▶ _WHAT YOU HAVE TO DO_: Restate the records below word for word.

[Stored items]
— start —
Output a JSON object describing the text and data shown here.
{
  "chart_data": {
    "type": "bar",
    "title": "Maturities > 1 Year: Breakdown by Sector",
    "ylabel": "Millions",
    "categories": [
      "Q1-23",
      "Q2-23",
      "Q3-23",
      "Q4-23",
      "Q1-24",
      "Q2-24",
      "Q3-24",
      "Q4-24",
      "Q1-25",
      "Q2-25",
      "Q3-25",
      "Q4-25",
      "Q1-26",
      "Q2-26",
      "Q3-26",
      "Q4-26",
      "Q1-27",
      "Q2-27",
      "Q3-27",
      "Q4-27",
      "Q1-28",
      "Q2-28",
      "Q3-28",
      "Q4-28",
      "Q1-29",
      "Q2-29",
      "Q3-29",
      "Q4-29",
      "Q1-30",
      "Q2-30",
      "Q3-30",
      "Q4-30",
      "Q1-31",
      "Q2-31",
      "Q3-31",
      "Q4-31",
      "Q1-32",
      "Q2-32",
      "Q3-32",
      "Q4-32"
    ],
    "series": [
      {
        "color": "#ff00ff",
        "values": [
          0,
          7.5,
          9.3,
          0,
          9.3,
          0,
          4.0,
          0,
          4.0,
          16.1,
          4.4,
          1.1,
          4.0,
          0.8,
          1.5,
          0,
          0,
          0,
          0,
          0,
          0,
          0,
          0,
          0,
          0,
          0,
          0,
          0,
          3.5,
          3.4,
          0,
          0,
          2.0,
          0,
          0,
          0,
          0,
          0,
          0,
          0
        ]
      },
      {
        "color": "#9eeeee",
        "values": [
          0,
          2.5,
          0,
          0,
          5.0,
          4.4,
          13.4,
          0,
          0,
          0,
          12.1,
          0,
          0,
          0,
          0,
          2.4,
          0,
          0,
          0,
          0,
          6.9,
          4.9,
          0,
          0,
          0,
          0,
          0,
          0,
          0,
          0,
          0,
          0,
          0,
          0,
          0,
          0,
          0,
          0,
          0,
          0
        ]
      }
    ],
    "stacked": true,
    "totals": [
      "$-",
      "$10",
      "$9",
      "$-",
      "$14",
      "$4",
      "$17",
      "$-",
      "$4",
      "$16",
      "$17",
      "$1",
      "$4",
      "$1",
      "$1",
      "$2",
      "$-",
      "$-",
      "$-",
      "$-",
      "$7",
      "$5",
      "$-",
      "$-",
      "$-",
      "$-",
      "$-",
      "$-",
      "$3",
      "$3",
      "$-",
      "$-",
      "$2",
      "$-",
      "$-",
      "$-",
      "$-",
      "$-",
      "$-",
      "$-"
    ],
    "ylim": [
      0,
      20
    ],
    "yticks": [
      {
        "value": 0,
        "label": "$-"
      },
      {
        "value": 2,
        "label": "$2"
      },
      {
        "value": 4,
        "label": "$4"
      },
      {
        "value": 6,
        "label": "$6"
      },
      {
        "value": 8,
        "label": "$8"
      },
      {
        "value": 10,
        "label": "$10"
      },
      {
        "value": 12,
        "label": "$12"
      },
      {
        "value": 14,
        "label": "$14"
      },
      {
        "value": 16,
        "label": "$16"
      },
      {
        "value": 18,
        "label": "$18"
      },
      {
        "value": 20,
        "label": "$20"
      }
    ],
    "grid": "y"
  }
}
— end —
▶ _RESULT OF THIS TASK_:
Output a JSON object describing the text and data shown here.
{
  "chart_data": {
    "type": "bar",
    "title": "Maturities > 1 Year: Breakdown by Sector",
    "ylabel": "Millions",
    "categories": [
      "Q1-23",
      "Q2-23",
      "Q3-23",
      "Q4-23",
      "Q1-24",
      "Q2-24",
      "Q3-24",
      "Q4-24",
      "Q1-25",
      "Q2-25",
      "Q3-25",
      "Q4-25",
      "Q1-26",
      "Q2-26",
      "Q3-26",
      "Q4-26",
      "Q1-27",
      "Q2-27",
      "Q3-27",
      "Q4-27",
      "Q1-28",
      "Q2-28",
      "Q3-28",
      "Q4-28",
      "Q1-29",
      "Q2-29",
      "Q3-29",
      "Q4-29",
      "Q1-30",
      "Q2-30",
      "Q3-30",
      "Q4-30",
      "Q1-31",
      "Q2-31",
      "Q3-31",
      "Q4-31",
      "Q1-32",
      "Q2-32",
      "Q3-32",
      "Q4-32"
    ],
    "series": [
      {
        "color": "#ff00ff",
        "values": [
          0,
          7.5,
          9.3,
          0,
          9.3,
          0,
          4.0,
          0,
          4.0,
          16.1,
          4.4,
          1.1,
          4.0,
          0.8,
          1.5,
          0,
          0,
          0,
          0,
          0,
          0,
          0,
          0,
          0,
          0,
          0,
          0,
          0,
          3.5,
          3.4,
          0,
          0,
          2.0,
          0,
          0,
          0,
          0,
          0,
          0,
          0
        ]
      },
      {
        "color": "#9eeeee",
        "values": [
          0,
          2.5,
          0,
          0,
          5.0,
          4.4,
          13.4,
          0,
          0,
          0,
          12.1,
          0,
          0,
          0,
          0,
          2.4,
          0,
          0,
          0,
          0,
          6.9,
          4.9,
          0,
          0,
          0,
          0,
          0,
          0,
          0,
          0,
          0,
          0,
          0,
          0,
          0,
          0,
          0,
          0,
          0,
          0
        ]
      }
    ],
    "stacked": true,
    "totals": [
      "$-",
      "$10",
      "$9",
      "$-",
      "$14",
      "$4",
      "$17",
      "$-",
      "$4",
      "$16",
      "$17",
      "$1",
      "$4",
      "$1",
      "$1",
      "$2",
      "$-",
      "$-",
      "$-",
      "$-",
      "$7",
      "$5",
      "$-",
      "$-",
      "$-",
      "$-",
      "$-",
      "$-",
      "$3",
      "$3",
      "$-",
      "$-",
      "$2",
      "$-",
      "$-",
      "$-",
      "$-",
      "$-",
      "$-",
      "$-"
    ],
    "ylim": [
      0,
      20
    ],
    "yticks": [
      {
        "value": 0,
        "label": "$-"
      },
      {
        "value": 2,
        "label": "$2"
      },
      {
        "value": 4,
        "label": "$4"
      },
      {
        "value": 6,
        "label": "$6"
      },
      {
        "value": 8,
        "label": "$8"
      },
      {
        "value": 10,
        "label": "$10"
      },
      {
        "value": 12,
        "label": "$12"
      },
      {
        "value": 14,
        "label": "$14"
      },
      {
        "value": 16,
        "label": "$16"
      },
      {
        "value": 18,
        "label": "$18"
      },
      {
        "value": 20,
        "label": "$20"
      }
    ],
    "grid": "y"
  }
}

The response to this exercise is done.